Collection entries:
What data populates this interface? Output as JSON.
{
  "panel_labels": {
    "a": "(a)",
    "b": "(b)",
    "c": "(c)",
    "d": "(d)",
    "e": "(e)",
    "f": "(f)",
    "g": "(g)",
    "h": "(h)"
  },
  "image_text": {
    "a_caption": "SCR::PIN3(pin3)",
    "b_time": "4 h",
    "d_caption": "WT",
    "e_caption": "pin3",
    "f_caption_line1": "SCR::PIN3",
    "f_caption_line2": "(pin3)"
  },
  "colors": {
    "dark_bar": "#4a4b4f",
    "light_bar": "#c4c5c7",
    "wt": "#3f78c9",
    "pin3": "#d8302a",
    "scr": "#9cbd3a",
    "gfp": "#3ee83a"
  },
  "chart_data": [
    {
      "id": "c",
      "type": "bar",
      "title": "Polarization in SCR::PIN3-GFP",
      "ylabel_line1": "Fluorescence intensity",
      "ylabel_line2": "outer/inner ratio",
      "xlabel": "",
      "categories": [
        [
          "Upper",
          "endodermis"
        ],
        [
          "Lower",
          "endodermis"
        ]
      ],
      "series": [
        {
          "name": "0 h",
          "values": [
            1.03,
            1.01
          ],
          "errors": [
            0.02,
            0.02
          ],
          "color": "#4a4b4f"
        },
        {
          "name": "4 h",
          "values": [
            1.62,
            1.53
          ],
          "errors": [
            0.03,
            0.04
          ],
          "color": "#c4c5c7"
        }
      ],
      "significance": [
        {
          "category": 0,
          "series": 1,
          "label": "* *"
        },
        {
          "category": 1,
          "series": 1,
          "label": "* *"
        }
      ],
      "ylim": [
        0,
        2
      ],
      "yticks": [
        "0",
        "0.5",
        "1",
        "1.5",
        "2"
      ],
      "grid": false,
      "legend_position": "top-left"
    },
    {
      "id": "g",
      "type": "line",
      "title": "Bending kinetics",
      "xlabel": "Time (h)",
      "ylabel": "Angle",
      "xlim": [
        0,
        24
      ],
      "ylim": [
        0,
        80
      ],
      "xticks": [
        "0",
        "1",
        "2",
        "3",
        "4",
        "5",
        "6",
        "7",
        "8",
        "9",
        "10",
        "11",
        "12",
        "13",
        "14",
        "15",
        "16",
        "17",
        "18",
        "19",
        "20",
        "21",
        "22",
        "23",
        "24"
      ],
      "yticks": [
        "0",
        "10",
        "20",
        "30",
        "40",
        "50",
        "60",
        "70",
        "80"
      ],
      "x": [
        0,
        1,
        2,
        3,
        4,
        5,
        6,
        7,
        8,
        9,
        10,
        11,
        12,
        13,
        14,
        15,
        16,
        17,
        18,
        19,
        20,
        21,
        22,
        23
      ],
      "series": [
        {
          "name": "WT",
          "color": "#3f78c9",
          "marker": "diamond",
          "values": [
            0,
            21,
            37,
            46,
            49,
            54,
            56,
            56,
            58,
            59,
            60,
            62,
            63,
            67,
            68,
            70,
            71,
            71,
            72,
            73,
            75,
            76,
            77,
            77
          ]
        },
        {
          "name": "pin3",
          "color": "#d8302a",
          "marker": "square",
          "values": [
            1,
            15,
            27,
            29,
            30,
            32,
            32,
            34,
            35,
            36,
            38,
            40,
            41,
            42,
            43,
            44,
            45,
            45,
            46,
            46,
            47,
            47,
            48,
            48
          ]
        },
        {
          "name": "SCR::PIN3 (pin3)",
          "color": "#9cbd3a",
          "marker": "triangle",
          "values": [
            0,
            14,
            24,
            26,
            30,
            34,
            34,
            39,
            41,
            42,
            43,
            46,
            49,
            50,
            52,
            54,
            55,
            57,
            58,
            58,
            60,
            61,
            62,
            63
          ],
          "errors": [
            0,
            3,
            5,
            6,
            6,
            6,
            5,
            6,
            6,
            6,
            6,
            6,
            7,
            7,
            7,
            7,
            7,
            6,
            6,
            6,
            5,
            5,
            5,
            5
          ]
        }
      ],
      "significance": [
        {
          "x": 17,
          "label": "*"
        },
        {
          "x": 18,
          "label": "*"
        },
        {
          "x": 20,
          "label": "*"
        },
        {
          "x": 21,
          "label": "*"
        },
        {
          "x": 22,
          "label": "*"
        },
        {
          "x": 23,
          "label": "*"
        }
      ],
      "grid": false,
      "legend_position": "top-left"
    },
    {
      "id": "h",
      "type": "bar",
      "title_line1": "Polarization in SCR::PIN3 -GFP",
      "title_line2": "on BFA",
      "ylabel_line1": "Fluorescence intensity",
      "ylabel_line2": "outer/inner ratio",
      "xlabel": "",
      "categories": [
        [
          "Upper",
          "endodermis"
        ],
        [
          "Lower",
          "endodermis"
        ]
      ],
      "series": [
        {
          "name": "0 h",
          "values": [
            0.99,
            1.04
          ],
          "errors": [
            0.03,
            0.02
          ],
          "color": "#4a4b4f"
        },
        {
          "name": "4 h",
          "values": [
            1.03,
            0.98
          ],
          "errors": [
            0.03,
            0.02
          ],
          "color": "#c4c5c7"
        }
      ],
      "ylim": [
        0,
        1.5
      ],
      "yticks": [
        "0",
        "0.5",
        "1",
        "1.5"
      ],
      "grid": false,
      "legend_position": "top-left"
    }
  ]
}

● **Exercise brief**: Please repeat the listing exactly, with nothing left out.

● **Solution for this exercise**:
What data populates this interface? Output as JSON.
{
  "panel_labels": {
    "a": "(a)",
    "b": "(b)",
    "c": "(c)",
    "d": "(d)",
    "e": "(e)",
    "f": "(f)",
    "g": "(g)",
    "h": "(h)"
  },
  "image_text": {
    "a_caption": "SCR::PIN3(pin3)",
    "b_time": "4 h",
    "d_caption": "WT",
    "e_caption": "pin3",
    "f_caption_line1": "SCR::PIN3",
    "f_caption_line2": "(pin3)"
  },
  "colors": {
    "dark_bar": "#4a4b4f",
    "light_bar": "#c4c5c7",
    "wt": "#3f78c9",
    "pin3": "#d8302a",
    "scr": "#9cbd3a",
    "gfp": "#3ee83a"
  },
  "chart_data": [
    {
      "id": "c",
      "type": "bar",
      "title": "Polarization in SCR::PIN3-GFP",
      "ylabel_line1": "Fluorescence intensity",
      "ylabel_line2": "outer/inner ratio",
      "xlabel": "",
      "categories": [
        [
          "Upper",
          "endodermis"
        ],
        [
          "Lower",
          "endodermis"
        ]
      ],
      "series": [
        {
          "name": "0 h",
          "values": [
            1.03,
            1.01
          ],
          "errors": [
            0.02,
            0.02
          ],
          "color": "#4a4b4f"
        },
        {
          "name": "4 h",
          "values": [
            1.62,
            1.53
          ],
          "errors": [
            0.03,
            0.04
          ],
          "color": "#c4c5c7"
        }
      ],
      "significance": [
        {
          "category": 0,
          "series": 1,
          "label": "* *"
        },
        {
          "category": 1,
          "series": 1,
          "label": "* *"
        }
      ],
      "ylim": [
        0,
        2
      ],
      "yticks": [
        "0",
        "0.5",
        "1",
        "1.5",
        "2"
      ],
      "grid": false,
      "legend_position": "top-left"
    },
    {
      "id": "g",
      "type": "line",
      "title": "Bending kinetics",
      "xlabel": "Time (h)",
      "ylabel": "Angle",
      "xlim": [
        0,
        24
      ],
      "ylim": [
        0,
        80
      ],
      "xticks": [
        "0",
        "1",
        "2",
        "3",
        "4",
        "5",
        "6",
        "7",
        "8",
        "9",
        "10",
        "11",
        "12",
        "13",
        "14",
        "15",
        "16",
        "17",
        "18",
        "19",
        "20",
        "21",
        "22",
        "23",
        "24"
      ],
      "yticks": [
        "0",
        "10",
        "20",
        "30",
        "40",
        "50",
        "60",
        "70",
        "80"
      ],
      "x": [
        0,
        1,
        2,
        3,
        4,
        5,
        6,
        7,
        8,
        9,
        10,
        11,
        12,
        13,
        14,
        15,
        16,
        17,
        18,
        19,
        20,
        21,
        22,
        23
      ],
      "series": [
        {
          "name": "WT",
          "color": "#3f78c9",
          "marker": "diamond",
          "values": [
            0,
            21,
            37,
            46,
            49,
            54,
            56,
            56,
            58,
            59,
            60,
            62,
            63,
            67,
            68,
            70,
            71,
            71,
            72,
            73,
            75,
            76,
            77,
            77
          ]
        },
        {
          "name": "pin3",
          "color": "#d8302a",
          "marker": "square",
          "values": [
            1,
            15,
            27,
            29,
            30,
            32,
            32,
            34,
            35,
            36,
            38,
            40,
            41,
            42,
            43,
            44,
            45,
            45,
            46,
            46,
            47,
            47,
            48,
            48
          ]
        },
        {
          "name": "SCR::PIN3 (pin3)",
          "color": "#9cbd3a",
          "marker": "triangle",
          "values": [
            0,
            14,
            24,
            26,
            30,
            34,
            34,
            39,
            41,
            42,
            43,
            46,
            49,
            50,
            52,
            54,
            55,
            57,
            58,
            58,
            60,
            61,
            62,
            63
          ],
          "errors": [
            0,
            3,
            5,
            6,
            6,
            6,
            5,
            6,
            6,
            6,
            6,
            6,
            7,
            7,
            7,
            7,
            7,
            6,
            6,
            6,
            5,
            5,
            5,
            5
          ]
        }
      ],
      "significance": [
        {
          "x": 17,
          "label": "*"
        },
        {
          "x": 18,
          "label": "*"
        },
        {
          "x": 20,
          "label": "*"
        },
        {
          "x": 21,
          "label": "*"
        },
        {
          "x": 22,
          "label": "*"
        },
        {
          "x": 23,
          "label": "*"
        }
      ],
      "grid": false,
      "legend_position": "top-left"
    },
    {
      "id": "h",
      "type": "bar",
      "title_line1": "Polarization in SCR::PIN3 -GFP",
      "title_line2": "on BFA",
      "ylabel_line1": "Fluorescence intensity",
      "ylabel_line2": "outer/inner ratio",
      "xlabel": "",
      "categories": [
        [
          "Upper",
          "endodermis"
        ],
        [
          "Lower",
          "endodermis"
        ]
      ],
      "series": [
        {
          "name": "0 h",
          "values": [
            0.99,
            1.04
          ],
          "errors": [
            0.03,
            0.02
          ],
          "color": "#4a4b4f"
        },
        {
          "name": "4 h",
          "values": [
            1.03,
            0.98
          ],
          "errors": [
            0.03,
            0.02
          ],
          "color": "#c4c5c7"
        }
      ],
      "ylim": [
        0,
        1.5
      ],
      "yticks": [
        "0",
        "0.5",
        "1",
        "1.5"
      ],
      "grid": false,
      "legend_position": "top-left"
    }
  ]
}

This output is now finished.